From the entries below, pull out each line where "Months" appears.

════════════════

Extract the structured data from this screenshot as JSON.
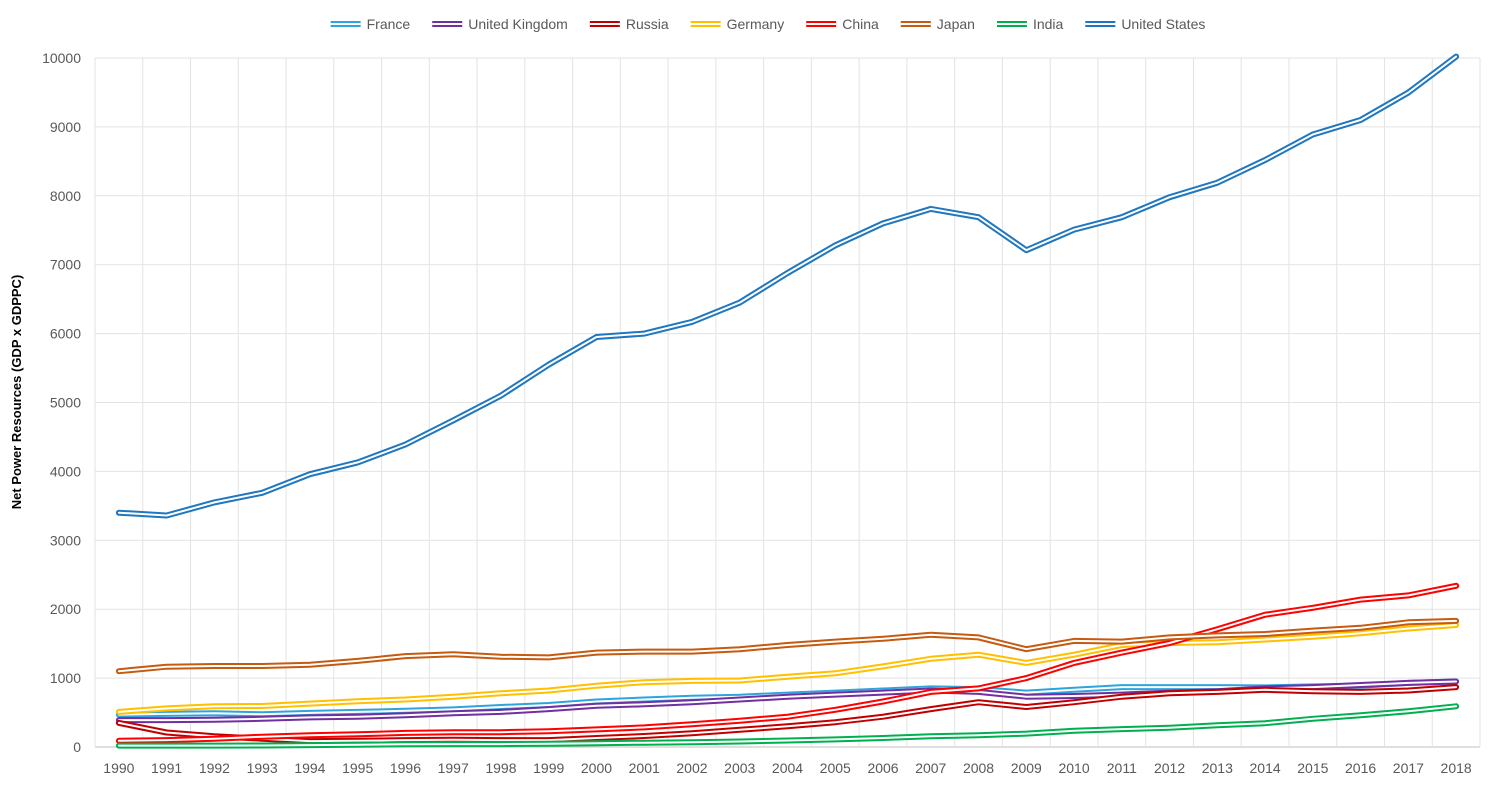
{
  "chart_data": {
    "type": "line",
    "title": "",
    "xlabel": "",
    "ylabel": "Net Power Resources (GDP x GDPPC)",
    "ylim": [
      0,
      10000
    ],
    "y_ticks": [
      0,
      1000,
      2000,
      3000,
      4000,
      5000,
      6000,
      7000,
      8000,
      9000,
      10000
    ],
    "grid": true,
    "legend_position": "top",
    "line_style": "double",
    "x": [
      1990,
      1991,
      1992,
      1993,
      1994,
      1995,
      1996,
      1997,
      1998,
      1999,
      2000,
      2001,
      2002,
      2003,
      2004,
      2005,
      2006,
      2007,
      2008,
      2009,
      2010,
      2011,
      2012,
      2013,
      2014,
      2015,
      2016,
      2017,
      2018
    ],
    "series": [
      {
        "name": "France",
        "color": "#2EA4DC",
        "values": [
          470,
          480,
          490,
          475,
          495,
          510,
          525,
          545,
          580,
          610,
          660,
          690,
          715,
          730,
          760,
          790,
          820,
          850,
          840,
          790,
          830,
          870,
          870,
          870,
          865,
          880,
          890,
          930,
          950
        ]
      },
      {
        "name": "United Kingdom",
        "color": "#7030A0",
        "values": [
          390,
          390,
          395,
          410,
          430,
          440,
          460,
          490,
          510,
          550,
          600,
          620,
          650,
          690,
          730,
          760,
          790,
          820,
          800,
          730,
          740,
          760,
          790,
          810,
          850,
          870,
          900,
          930,
          950
        ]
      },
      {
        "name": "Russia",
        "color": "#C00000",
        "values": [
          350,
          210,
          155,
          120,
          85,
          90,
          100,
          105,
          100,
          100,
          130,
          160,
          200,
          250,
          300,
          360,
          440,
          550,
          650,
          580,
          650,
          730,
          780,
          800,
          830,
          810,
          800,
          820,
          870
        ]
      },
      {
        "name": "Germany",
        "color": "#FFC000",
        "values": [
          510,
          560,
          590,
          595,
          630,
          665,
          690,
          730,
          780,
          820,
          890,
          940,
          960,
          965,
          1020,
          1070,
          1170,
          1280,
          1340,
          1220,
          1340,
          1480,
          1510,
          1520,
          1560,
          1600,
          1650,
          1720,
          1770
        ]
      },
      {
        "name": "China",
        "color": "#FF0000",
        "values": [
          90,
          100,
          120,
          150,
          170,
          185,
          205,
          215,
          215,
          230,
          255,
          285,
          330,
          380,
          440,
          540,
          660,
          800,
          850,
          1000,
          1220,
          1370,
          1510,
          1710,
          1920,
          2020,
          2140,
          2200,
          2340
        ]
      },
      {
        "name": "Japan",
        "color": "#C55A11",
        "values": [
          1100,
          1165,
          1175,
          1175,
          1195,
          1250,
          1320,
          1345,
          1310,
          1300,
          1370,
          1385,
          1385,
          1420,
          1480,
          1530,
          1570,
          1630,
          1590,
          1420,
          1540,
          1530,
          1590,
          1620,
          1640,
          1690,
          1730,
          1810,
          1830
        ]
      },
      {
        "name": "India",
        "color": "#00B050",
        "values": [
          20,
          20,
          20,
          22,
          28,
          32,
          40,
          42,
          42,
          48,
          55,
          62,
          70,
          80,
          95,
          110,
          130,
          155,
          170,
          195,
          235,
          260,
          280,
          315,
          345,
          410,
          460,
          520,
          590
        ]
      },
      {
        "name": "United States",
        "color": "#1F77BF",
        "values": [
          3400,
          3360,
          3550,
          3690,
          3960,
          4130,
          4390,
          4740,
          5100,
          5550,
          5950,
          6000,
          6170,
          6450,
          6880,
          7280,
          7600,
          7810,
          7690,
          7210,
          7510,
          7690,
          7980,
          8190,
          8520,
          8890,
          9100,
          9500,
          10020
        ]
      }
    ]
  }
}
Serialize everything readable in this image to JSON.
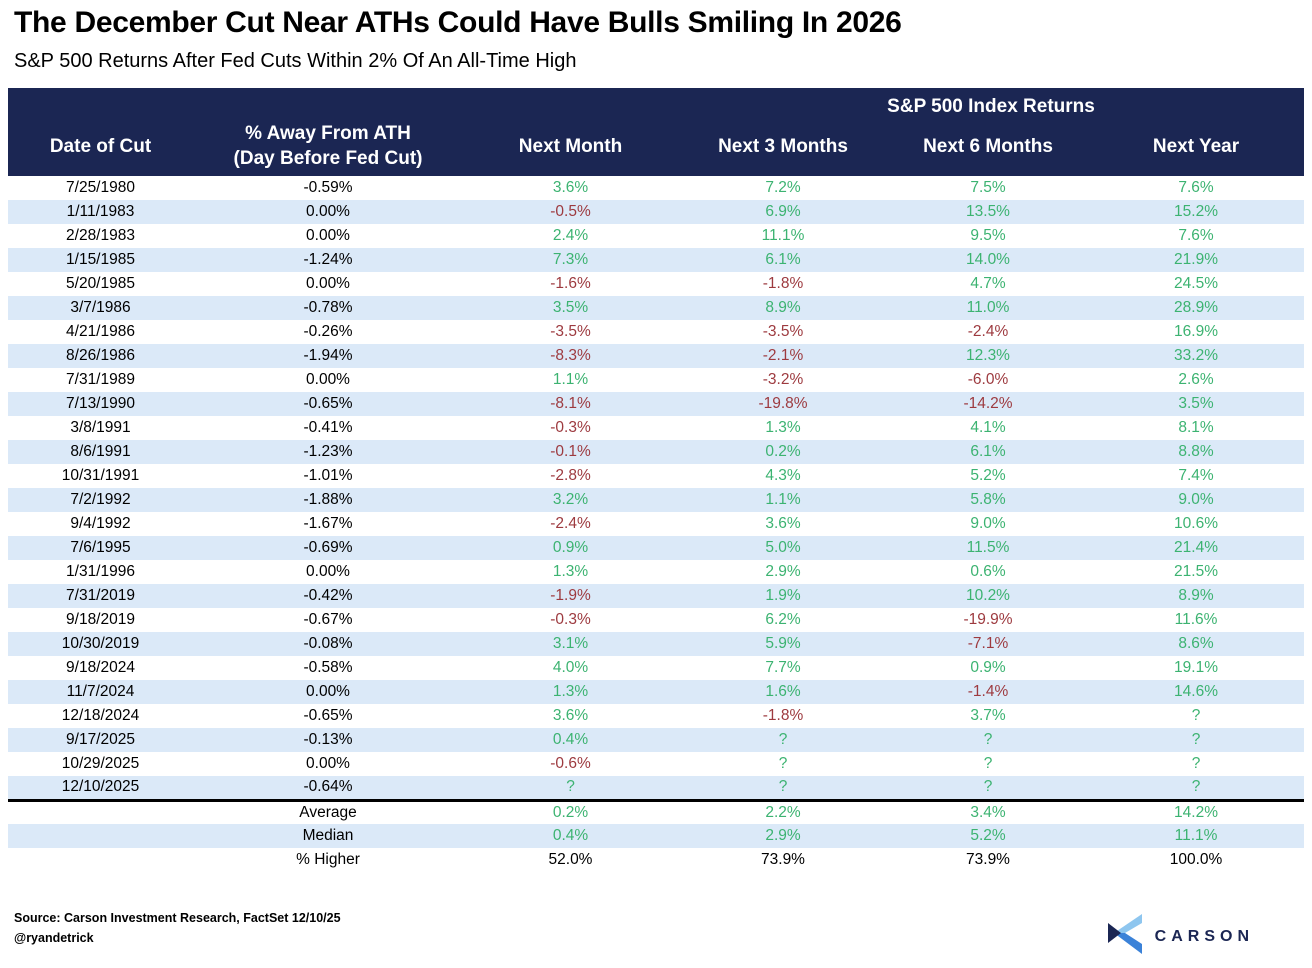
{
  "chart_data": {
    "type": "table",
    "title": "The December Cut Near ATHs Could Have Bulls Smiling In 2026",
    "subtitle": "S&P 500 Returns After Fed Cuts Within 2% Of An All-Time High",
    "group_header": "S&P 500 Index Returns",
    "columns": [
      {
        "label": "Date of Cut"
      },
      {
        "label": "% Away From ATH",
        "sublabel": "(Day Before Fed Cut)"
      },
      {
        "label": "Next Month"
      },
      {
        "label": "Next 3 Months"
      },
      {
        "label": "Next 6 Months"
      },
      {
        "label": "Next Year"
      }
    ],
    "rows": [
      [
        "7/25/1980",
        "-0.59%",
        "3.6%",
        "7.2%",
        "7.5%",
        "7.6%"
      ],
      [
        "1/11/1983",
        "0.00%",
        "-0.5%",
        "6.9%",
        "13.5%",
        "15.2%"
      ],
      [
        "2/28/1983",
        "0.00%",
        "2.4%",
        "11.1%",
        "9.5%",
        "7.6%"
      ],
      [
        "1/15/1985",
        "-1.24%",
        "7.3%",
        "6.1%",
        "14.0%",
        "21.9%"
      ],
      [
        "5/20/1985",
        "0.00%",
        "-1.6%",
        "-1.8%",
        "4.7%",
        "24.5%"
      ],
      [
        "3/7/1986",
        "-0.78%",
        "3.5%",
        "8.9%",
        "11.0%",
        "28.9%"
      ],
      [
        "4/21/1986",
        "-0.26%",
        "-3.5%",
        "-3.5%",
        "-2.4%",
        "16.9%"
      ],
      [
        "8/26/1986",
        "-1.94%",
        "-8.3%",
        "-2.1%",
        "12.3%",
        "33.2%"
      ],
      [
        "7/31/1989",
        "0.00%",
        "1.1%",
        "-3.2%",
        "-6.0%",
        "2.6%"
      ],
      [
        "7/13/1990",
        "-0.65%",
        "-8.1%",
        "-19.8%",
        "-14.2%",
        "3.5%"
      ],
      [
        "3/8/1991",
        "-0.41%",
        "-0.3%",
        "1.3%",
        "4.1%",
        "8.1%"
      ],
      [
        "8/6/1991",
        "-1.23%",
        "-0.1%",
        "0.2%",
        "6.1%",
        "8.8%"
      ],
      [
        "10/31/1991",
        "-1.01%",
        "-2.8%",
        "4.3%",
        "5.2%",
        "7.4%"
      ],
      [
        "7/2/1992",
        "-1.88%",
        "3.2%",
        "1.1%",
        "5.8%",
        "9.0%"
      ],
      [
        "9/4/1992",
        "-1.67%",
        "-2.4%",
        "3.6%",
        "9.0%",
        "10.6%"
      ],
      [
        "7/6/1995",
        "-0.69%",
        "0.9%",
        "5.0%",
        "11.5%",
        "21.4%"
      ],
      [
        "1/31/1996",
        "0.00%",
        "1.3%",
        "2.9%",
        "0.6%",
        "21.5%"
      ],
      [
        "7/31/2019",
        "-0.42%",
        "-1.9%",
        "1.9%",
        "10.2%",
        "8.9%"
      ],
      [
        "9/18/2019",
        "-0.67%",
        "-0.3%",
        "6.2%",
        "-19.9%",
        "11.6%"
      ],
      [
        "10/30/2019",
        "-0.08%",
        "3.1%",
        "5.9%",
        "-7.1%",
        "8.6%"
      ],
      [
        "9/18/2024",
        "-0.58%",
        "4.0%",
        "7.7%",
        "0.9%",
        "19.1%"
      ],
      [
        "11/7/2024",
        "0.00%",
        "1.3%",
        "1.6%",
        "-1.4%",
        "14.6%"
      ],
      [
        "12/18/2024",
        "-0.65%",
        "3.6%",
        "-1.8%",
        "3.7%",
        "?"
      ],
      [
        "9/17/2025",
        "-0.13%",
        "0.4%",
        "?",
        "?",
        "?"
      ],
      [
        "10/29/2025",
        "0.00%",
        "-0.6%",
        "?",
        "?",
        "?"
      ],
      [
        "12/10/2025",
        "-0.64%",
        "?",
        "?",
        "?",
        "?"
      ]
    ],
    "summary": [
      {
        "label": "Average",
        "values": [
          "0.2%",
          "2.2%",
          "3.4%",
          "14.2%"
        ],
        "value_color": "signed"
      },
      {
        "label": "Median",
        "values": [
          "0.4%",
          "2.9%",
          "5.2%",
          "11.1%"
        ],
        "value_color": "signed"
      },
      {
        "label": "% Higher",
        "values": [
          "52.0%",
          "73.9%",
          "73.9%",
          "100.0%"
        ],
        "value_color": "neutral"
      }
    ]
  },
  "footer": {
    "source": "Source: Carson Investment Research, FactSet 12/10/25",
    "handle": "@ryandetrick",
    "logo_text": "CARSON",
    "logo_icon": "carson-chevron-icon"
  },
  "palette": {
    "header_bg": "#1b2653",
    "stripe": "#dbe9f8",
    "positive": "#3cb371",
    "negative": "#9d3a3f",
    "logo_navy": "#1b2653",
    "logo_blue": "#3b82d8",
    "logo_light_blue": "#8ec6ef"
  }
}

════════════════

## Solution to this problem
        "label": "Next 3 Months"
        "label": "Next 6 Months"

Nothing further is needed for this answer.